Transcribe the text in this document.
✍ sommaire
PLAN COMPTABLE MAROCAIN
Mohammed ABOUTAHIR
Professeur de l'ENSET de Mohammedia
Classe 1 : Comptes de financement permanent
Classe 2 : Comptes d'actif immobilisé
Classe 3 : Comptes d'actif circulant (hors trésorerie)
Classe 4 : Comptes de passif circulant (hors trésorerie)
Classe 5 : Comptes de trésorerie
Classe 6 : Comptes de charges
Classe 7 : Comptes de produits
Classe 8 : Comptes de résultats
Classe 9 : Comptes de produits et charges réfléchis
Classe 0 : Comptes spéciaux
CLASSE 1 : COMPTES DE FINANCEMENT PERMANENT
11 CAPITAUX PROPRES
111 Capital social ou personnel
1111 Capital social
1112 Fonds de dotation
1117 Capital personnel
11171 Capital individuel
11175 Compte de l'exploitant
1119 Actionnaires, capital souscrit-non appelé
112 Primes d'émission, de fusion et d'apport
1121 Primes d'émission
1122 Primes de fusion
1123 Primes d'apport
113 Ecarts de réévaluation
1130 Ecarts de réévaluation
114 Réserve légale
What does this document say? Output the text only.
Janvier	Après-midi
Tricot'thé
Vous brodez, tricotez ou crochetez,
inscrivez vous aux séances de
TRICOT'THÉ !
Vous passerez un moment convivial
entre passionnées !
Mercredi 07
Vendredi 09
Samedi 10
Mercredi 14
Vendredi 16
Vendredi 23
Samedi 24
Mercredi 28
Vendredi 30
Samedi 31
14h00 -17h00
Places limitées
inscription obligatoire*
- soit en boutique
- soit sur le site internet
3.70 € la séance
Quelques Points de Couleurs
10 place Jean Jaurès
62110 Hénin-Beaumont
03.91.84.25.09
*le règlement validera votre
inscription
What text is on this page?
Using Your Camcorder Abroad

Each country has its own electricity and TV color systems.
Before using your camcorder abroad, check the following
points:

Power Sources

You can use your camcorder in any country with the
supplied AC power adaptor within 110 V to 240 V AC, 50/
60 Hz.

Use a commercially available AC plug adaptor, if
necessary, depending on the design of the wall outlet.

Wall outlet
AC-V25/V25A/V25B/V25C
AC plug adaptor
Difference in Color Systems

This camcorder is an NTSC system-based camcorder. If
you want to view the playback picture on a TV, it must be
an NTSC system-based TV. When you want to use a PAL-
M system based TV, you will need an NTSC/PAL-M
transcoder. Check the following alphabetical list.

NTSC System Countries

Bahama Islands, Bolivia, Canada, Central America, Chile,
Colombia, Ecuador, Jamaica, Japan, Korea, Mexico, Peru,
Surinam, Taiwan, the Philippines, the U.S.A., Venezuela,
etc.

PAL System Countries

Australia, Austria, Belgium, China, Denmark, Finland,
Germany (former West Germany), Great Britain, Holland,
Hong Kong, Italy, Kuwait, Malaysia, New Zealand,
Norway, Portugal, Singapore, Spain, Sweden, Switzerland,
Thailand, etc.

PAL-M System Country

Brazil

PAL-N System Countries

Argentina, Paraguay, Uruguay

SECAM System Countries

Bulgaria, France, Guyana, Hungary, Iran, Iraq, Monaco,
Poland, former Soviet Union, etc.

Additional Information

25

------------------------

Give back the whole listing, word for word.

Transcribe the text in this document.
✍ sommaire
PLAN COMPTABLE MAROCAIN
Mohammed ABOUTAHIR
Professeur de l'ENSET de Mohammedia
Classe 1 : Comptes de financement permanent
Classe 2 : Comptes d'actif immobilisé
Classe 3 : Comptes d'actif circulant (hors trésorerie)
Classe 4 : Comptes de passif circulant (hors trésorerie)
Classe 5 : Comptes de trésorerie
Classe 6 : Comptes de charges
Classe 7 : Comptes de produits
Classe 8 : Comptes de résultats
Classe 9 : Comptes de produits et charges réfléchis
Classe 0 : Comptes spéciaux
CLASSE 1 : COMPTES DE FINANCEMENT PERMANENT
11 CAPITAUX PROPRES
111 Capital social ou personnel
1111 Capital social
1112 Fonds de dotation
1117 Capital personnel
11171 Capital individuel
11175 Compte de l'exploitant
1119 Actionnaires, capital souscrit-non appelé
112 Primes d'émission, de fusion et d'apport
1121 Primes d'émission
1122 Primes de fusion
1123 Primes d'apport
113 Ecarts de réévaluation
1130 Ecarts de réévaluation
114 Réserve légale
What does this document say? Output the text only.
Janvier	Après-midi
Tricot'thé
Vous brodez, tricotez ou crochetez,
inscrivez vous aux séances de
TRICOT'THÉ !
Vous passerez un moment convivial
entre passionnées !
Mercredi 07
Vendredi 09
Samedi 10
Mercredi 14
Vendredi 16
Vendredi 23
Samedi 24
Mercredi 28
Vendredi 30
Samedi 31
14h00 -17h00
Places limitées
inscription obligatoire*
- soit en boutique
- soit sur le site internet
3.70 € la séance
Quelques Points de Couleurs
10 place Jean Jaurès
62110 Hénin-Beaumont
03.91.84.25.09
*le règlement validera votre
inscription
What text is on this page?
Using Your Camcorder Abroad

Each country has its own electricity and TV color systems.
Before using your camcorder abroad, check the following
points:

Power Sources

You can use your camcorder in any country with the
supplied AC power adaptor within 110 V to 240 V AC, 50/
60 Hz.

Use a commercially available AC plug adaptor, if
necessary, depending on the design of the wall outlet.

Wall outlet
AC-V25/V25A/V25B/V25C
AC plug adaptor
Difference in Color Systems

This camcorder is an NTSC system-based camcorder. If
you want to view the playback picture on a TV, it must be
an NTSC system-based TV. When you want to use a PAL-
M system based TV, you will need an NTSC/PAL-M
transcoder. Check the following alphabetical list.

NTSC System Countries

Bahama Islands, Bolivia, Canada, Central America, Chile,
Colombia, Ecuador, Jamaica, Japan, Korea, Mexico, Peru,
Surinam, Taiwan, the Philippines, the U.S.A., Venezuela,
etc.

PAL System Countries

Australia, Austria, Belgium, China, Denmark, Finland,
Germany (former West Germany), Great Britain, Holland,
Hong Kong, Italy, Kuwait, Malaysia, New Zealand,
Norway, Portugal, Singapore, Spain, Sweden, Switzerland,
Thailand, etc.

PAL-M System Country

Brazil

PAL-N System Countries

Argentina, Paraguay, Uruguay

SECAM System Countries

Bulgaria, France, Guyana, Hungary, Iran, Iraq, Monaco,
Poland, former Soviet Union, etc.

Additional Information

25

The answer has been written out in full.